### AIM OF THE EXERCISE
Transcribe the rows word for word, from the first line through the line that contains "y-tick-label: 70,000 (113, 497, 200, 526)", including both of those lines.

### TASK INPUT
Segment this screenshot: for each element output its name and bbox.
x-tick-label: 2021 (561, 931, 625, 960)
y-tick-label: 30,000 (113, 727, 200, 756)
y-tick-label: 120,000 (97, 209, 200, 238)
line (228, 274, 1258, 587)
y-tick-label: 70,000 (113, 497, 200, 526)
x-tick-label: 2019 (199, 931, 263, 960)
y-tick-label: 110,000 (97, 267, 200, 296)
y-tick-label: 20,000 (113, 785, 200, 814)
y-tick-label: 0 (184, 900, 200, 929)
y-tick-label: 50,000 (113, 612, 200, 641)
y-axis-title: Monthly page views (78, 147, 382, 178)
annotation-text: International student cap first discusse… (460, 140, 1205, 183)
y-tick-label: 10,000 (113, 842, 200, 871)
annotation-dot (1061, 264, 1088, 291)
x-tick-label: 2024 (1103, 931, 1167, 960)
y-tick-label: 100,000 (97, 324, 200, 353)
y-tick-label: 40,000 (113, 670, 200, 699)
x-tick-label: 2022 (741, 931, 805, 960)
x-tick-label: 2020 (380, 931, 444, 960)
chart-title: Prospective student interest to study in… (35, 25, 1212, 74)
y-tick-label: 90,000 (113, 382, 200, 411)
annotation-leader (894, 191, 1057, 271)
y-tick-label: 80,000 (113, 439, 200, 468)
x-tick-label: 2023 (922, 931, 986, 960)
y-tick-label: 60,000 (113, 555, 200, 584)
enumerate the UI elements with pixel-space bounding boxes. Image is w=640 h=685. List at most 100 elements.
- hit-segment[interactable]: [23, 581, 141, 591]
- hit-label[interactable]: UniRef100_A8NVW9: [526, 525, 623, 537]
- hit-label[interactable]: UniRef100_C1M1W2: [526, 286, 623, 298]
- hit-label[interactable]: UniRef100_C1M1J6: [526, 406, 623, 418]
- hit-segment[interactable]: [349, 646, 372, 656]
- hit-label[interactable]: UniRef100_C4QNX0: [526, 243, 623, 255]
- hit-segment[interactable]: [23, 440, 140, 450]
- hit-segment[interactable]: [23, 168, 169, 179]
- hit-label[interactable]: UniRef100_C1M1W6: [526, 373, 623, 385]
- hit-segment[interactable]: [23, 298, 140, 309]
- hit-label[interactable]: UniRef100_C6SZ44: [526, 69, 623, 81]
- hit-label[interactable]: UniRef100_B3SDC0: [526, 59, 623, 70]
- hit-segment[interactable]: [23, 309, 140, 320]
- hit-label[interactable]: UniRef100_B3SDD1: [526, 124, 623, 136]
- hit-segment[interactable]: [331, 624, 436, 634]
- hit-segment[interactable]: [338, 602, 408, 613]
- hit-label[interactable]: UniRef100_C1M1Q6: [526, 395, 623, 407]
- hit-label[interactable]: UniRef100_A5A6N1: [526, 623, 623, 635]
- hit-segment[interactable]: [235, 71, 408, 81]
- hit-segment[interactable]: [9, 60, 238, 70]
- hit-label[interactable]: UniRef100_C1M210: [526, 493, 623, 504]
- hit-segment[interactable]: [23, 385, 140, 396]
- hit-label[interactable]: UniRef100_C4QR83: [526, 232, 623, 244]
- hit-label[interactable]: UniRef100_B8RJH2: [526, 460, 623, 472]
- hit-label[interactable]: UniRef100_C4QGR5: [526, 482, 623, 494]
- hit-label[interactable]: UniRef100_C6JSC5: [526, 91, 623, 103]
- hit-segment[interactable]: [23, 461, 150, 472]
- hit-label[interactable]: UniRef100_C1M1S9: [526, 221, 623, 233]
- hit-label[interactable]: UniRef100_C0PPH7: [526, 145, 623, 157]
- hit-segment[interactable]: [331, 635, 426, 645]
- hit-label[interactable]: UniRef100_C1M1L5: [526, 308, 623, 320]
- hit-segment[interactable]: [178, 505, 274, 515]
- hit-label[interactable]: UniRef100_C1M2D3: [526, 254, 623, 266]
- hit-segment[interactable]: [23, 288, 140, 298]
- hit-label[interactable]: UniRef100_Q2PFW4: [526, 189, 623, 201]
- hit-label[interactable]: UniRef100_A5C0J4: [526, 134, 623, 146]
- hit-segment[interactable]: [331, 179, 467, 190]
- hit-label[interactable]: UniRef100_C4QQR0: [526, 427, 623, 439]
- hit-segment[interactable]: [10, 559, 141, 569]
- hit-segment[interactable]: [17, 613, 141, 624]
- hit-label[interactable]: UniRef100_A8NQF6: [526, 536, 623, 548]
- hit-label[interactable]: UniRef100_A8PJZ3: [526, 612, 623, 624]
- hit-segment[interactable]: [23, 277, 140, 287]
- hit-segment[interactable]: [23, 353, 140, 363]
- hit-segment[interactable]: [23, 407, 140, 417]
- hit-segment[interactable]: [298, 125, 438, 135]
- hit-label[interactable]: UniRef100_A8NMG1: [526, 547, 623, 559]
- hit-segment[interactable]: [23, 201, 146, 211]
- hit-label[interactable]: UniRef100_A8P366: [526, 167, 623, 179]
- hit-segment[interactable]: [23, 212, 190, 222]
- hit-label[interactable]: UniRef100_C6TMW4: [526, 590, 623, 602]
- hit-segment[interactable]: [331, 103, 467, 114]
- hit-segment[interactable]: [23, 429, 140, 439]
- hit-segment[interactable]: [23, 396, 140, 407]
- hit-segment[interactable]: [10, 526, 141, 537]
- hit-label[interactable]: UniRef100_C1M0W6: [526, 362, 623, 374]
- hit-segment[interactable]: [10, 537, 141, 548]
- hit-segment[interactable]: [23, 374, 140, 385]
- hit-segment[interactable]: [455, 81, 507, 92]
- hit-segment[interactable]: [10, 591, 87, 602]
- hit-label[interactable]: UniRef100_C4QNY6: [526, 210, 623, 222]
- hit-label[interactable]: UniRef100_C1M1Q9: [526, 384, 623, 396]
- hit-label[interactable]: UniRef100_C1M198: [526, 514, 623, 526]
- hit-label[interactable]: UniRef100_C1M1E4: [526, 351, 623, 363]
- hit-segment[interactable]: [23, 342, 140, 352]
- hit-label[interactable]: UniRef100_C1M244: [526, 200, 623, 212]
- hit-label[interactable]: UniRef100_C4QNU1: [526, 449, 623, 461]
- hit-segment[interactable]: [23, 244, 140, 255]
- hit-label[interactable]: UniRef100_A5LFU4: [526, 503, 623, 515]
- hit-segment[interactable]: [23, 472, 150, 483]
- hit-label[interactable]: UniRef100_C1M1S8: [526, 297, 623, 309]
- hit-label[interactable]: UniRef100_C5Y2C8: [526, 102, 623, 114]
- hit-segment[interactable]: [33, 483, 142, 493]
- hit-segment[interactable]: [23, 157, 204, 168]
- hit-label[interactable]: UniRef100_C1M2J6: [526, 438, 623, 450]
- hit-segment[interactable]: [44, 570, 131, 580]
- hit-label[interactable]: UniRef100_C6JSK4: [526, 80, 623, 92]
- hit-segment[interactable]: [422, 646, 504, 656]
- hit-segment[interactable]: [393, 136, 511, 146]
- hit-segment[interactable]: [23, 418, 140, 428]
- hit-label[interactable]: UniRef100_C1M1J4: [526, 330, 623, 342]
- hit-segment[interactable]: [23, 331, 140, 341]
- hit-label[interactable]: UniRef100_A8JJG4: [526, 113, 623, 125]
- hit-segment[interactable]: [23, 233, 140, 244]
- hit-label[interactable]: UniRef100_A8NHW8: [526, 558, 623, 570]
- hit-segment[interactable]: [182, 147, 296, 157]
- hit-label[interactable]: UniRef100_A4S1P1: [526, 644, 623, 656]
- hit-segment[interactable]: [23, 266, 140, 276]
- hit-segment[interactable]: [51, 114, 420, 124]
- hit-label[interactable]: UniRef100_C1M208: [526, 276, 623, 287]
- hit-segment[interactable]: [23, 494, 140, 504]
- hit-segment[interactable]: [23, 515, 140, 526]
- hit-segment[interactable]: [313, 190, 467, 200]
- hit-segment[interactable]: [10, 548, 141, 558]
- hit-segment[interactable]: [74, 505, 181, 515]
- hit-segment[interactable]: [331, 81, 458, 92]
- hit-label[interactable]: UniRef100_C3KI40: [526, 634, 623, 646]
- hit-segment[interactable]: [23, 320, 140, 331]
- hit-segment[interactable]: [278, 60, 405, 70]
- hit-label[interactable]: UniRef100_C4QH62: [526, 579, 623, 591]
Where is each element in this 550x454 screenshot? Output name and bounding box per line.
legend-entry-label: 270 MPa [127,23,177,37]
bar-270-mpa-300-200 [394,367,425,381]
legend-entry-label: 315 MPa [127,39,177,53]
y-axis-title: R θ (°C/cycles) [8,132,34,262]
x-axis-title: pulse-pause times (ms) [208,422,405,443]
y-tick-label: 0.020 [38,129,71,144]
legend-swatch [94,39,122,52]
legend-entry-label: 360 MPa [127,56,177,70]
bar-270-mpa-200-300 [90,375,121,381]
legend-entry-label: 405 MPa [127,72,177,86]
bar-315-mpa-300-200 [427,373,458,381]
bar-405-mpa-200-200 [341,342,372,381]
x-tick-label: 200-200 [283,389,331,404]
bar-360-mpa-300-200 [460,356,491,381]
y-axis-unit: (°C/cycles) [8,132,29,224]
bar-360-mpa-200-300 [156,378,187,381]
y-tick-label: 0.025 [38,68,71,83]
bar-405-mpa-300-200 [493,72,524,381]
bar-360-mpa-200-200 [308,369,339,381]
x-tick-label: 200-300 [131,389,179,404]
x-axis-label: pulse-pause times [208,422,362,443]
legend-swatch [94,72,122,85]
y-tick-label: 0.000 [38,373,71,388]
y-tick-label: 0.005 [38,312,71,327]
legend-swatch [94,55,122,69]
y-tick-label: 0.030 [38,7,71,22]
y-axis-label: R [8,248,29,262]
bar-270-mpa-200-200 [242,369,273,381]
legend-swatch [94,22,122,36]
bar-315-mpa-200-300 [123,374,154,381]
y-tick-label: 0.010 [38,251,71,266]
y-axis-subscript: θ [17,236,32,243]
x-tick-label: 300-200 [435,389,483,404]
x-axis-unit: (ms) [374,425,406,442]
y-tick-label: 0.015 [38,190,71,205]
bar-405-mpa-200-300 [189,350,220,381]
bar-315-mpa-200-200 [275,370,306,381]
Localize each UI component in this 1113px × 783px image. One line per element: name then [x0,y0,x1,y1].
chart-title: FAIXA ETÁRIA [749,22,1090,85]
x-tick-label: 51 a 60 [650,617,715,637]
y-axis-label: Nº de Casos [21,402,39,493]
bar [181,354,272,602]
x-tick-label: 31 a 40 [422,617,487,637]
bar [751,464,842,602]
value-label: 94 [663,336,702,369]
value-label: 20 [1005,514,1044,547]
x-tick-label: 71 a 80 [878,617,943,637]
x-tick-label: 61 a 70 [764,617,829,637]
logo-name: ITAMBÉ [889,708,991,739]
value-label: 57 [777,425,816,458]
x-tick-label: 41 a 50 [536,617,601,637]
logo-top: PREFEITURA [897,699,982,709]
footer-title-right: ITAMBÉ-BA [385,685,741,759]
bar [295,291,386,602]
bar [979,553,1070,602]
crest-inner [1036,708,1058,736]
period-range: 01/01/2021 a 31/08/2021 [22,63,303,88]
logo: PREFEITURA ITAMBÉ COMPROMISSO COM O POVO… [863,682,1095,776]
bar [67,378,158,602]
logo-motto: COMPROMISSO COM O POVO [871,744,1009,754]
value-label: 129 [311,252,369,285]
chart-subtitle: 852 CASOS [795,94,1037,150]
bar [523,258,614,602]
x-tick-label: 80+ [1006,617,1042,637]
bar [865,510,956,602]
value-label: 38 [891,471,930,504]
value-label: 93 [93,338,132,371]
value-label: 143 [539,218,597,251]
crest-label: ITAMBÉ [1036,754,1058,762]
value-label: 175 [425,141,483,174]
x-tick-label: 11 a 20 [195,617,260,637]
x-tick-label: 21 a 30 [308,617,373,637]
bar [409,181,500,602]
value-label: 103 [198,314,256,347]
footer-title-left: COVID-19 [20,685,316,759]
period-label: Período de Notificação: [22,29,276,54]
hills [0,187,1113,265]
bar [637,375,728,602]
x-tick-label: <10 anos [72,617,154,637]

### SOLUTION FOR THIS PROBLEM
Segment this screenshot: for each element output its name and bbox.
x-tick-label: 2021 (561, 931, 625, 960)
y-tick-label: 30,000 (113, 727, 200, 756)
y-tick-label: 120,000 (97, 209, 200, 238)
line (228, 274, 1258, 587)
y-tick-label: 70,000 (113, 497, 200, 526)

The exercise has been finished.